Provided material:
-------
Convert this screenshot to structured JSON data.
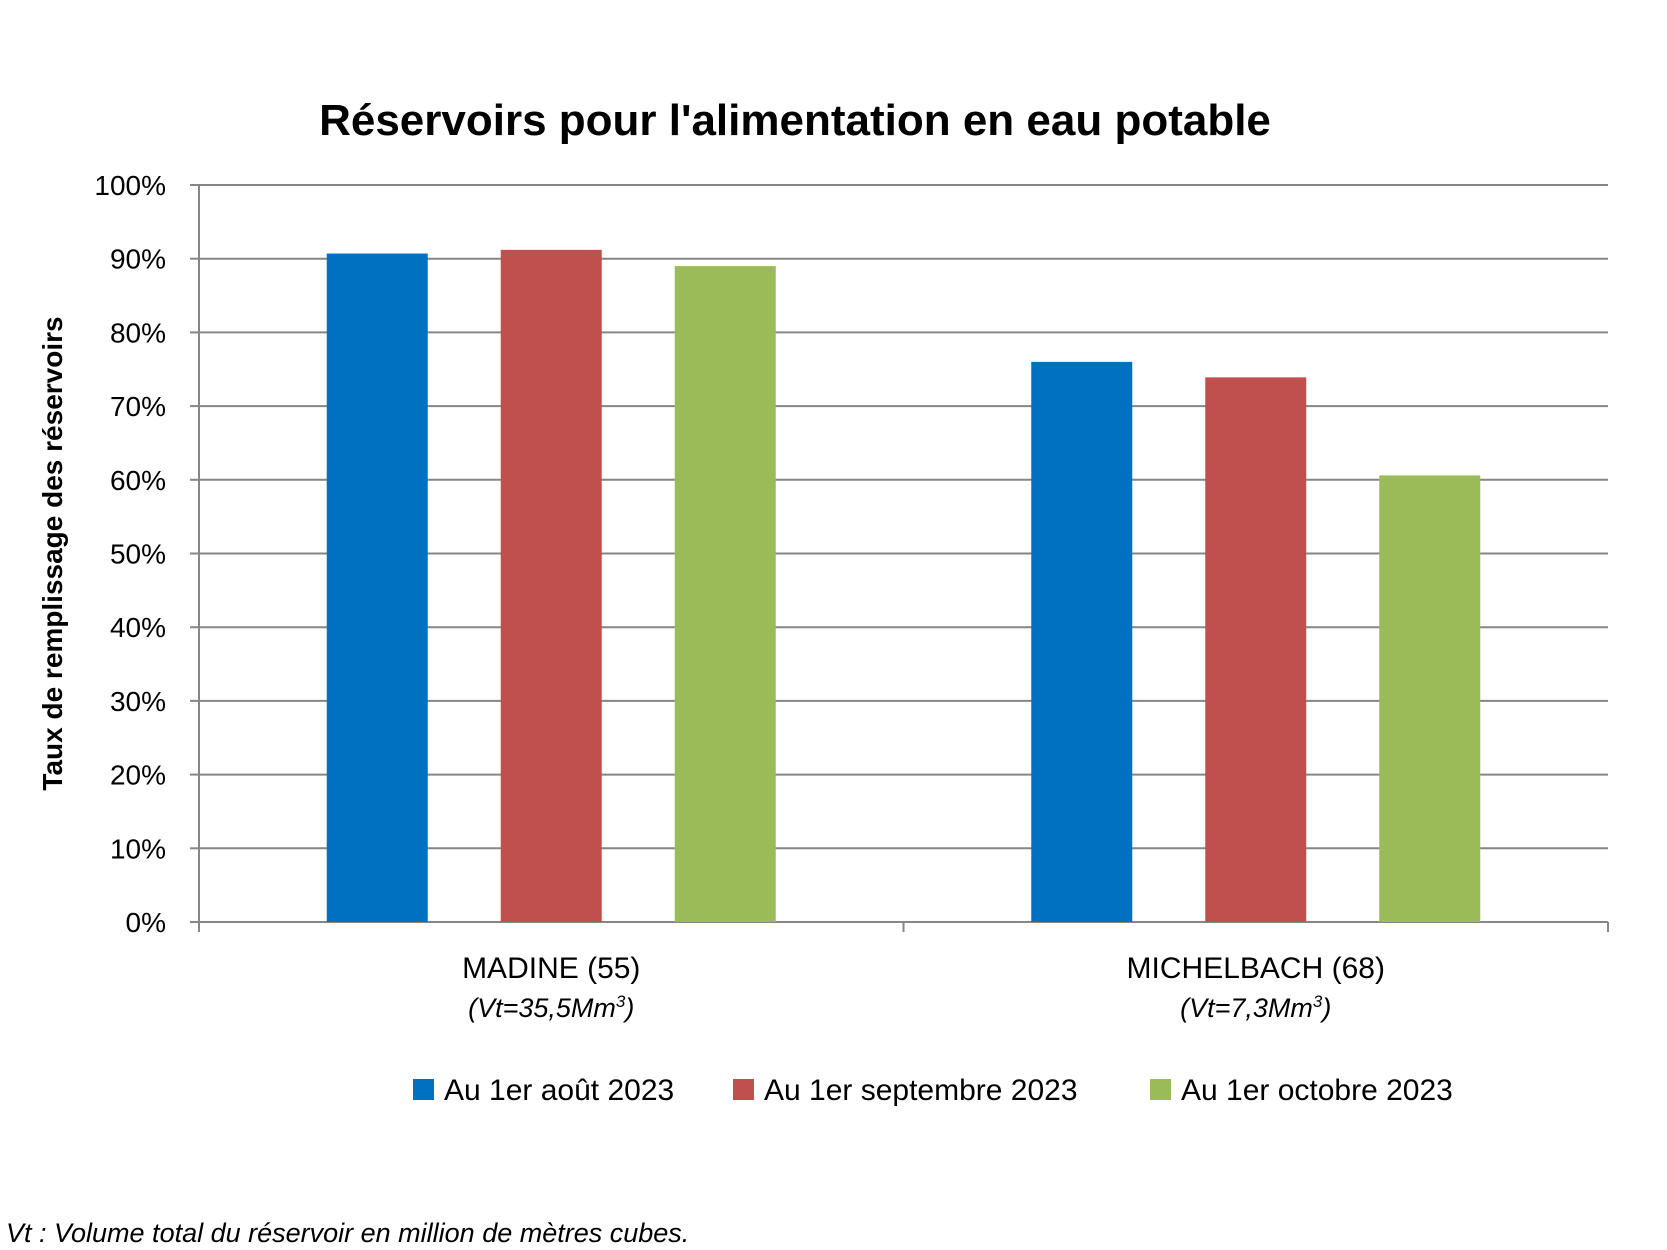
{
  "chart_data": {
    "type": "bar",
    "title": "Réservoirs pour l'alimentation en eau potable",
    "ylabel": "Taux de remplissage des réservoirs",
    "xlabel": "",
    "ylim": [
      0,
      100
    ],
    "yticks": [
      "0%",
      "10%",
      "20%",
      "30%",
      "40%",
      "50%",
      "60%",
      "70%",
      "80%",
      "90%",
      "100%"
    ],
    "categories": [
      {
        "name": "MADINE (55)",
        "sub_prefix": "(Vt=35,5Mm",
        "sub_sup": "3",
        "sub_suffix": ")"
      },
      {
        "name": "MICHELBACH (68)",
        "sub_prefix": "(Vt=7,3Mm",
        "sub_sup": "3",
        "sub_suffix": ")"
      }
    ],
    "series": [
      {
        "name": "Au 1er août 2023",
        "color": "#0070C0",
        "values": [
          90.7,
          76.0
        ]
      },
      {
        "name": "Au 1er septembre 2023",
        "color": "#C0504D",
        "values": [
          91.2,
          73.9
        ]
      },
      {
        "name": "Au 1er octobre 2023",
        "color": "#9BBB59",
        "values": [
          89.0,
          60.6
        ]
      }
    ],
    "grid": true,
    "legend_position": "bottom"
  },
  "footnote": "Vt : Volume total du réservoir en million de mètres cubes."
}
-------
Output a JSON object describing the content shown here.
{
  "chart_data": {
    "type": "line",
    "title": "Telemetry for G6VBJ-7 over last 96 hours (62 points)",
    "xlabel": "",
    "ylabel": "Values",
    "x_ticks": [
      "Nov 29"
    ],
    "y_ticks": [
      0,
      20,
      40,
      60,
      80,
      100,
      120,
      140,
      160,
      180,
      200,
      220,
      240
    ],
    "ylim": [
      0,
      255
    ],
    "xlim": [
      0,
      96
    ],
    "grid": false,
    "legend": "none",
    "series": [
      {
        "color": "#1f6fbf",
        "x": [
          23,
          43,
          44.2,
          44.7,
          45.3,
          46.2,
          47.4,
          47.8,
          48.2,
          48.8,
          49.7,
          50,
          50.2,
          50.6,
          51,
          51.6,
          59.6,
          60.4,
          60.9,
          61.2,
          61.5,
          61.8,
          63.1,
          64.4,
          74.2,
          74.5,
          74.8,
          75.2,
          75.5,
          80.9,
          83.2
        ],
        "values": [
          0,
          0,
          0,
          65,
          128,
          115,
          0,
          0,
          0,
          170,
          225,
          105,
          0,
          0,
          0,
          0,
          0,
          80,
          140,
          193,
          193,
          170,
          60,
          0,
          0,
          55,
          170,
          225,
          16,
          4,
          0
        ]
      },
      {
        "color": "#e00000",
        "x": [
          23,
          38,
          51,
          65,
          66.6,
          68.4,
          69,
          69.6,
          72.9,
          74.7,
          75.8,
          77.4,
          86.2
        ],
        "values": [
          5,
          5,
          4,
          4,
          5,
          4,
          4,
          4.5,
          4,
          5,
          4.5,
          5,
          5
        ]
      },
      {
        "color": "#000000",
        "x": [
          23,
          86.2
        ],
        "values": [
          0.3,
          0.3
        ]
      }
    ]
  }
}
-------
Given request: Isolate the lines above that contain the word "title" and copy them.

The solution:
    "title": "Réservoirs pour l'alimentation en eau potable",
    "title": "Telemetry for G6VBJ-7 over last 96 hours (62 points)",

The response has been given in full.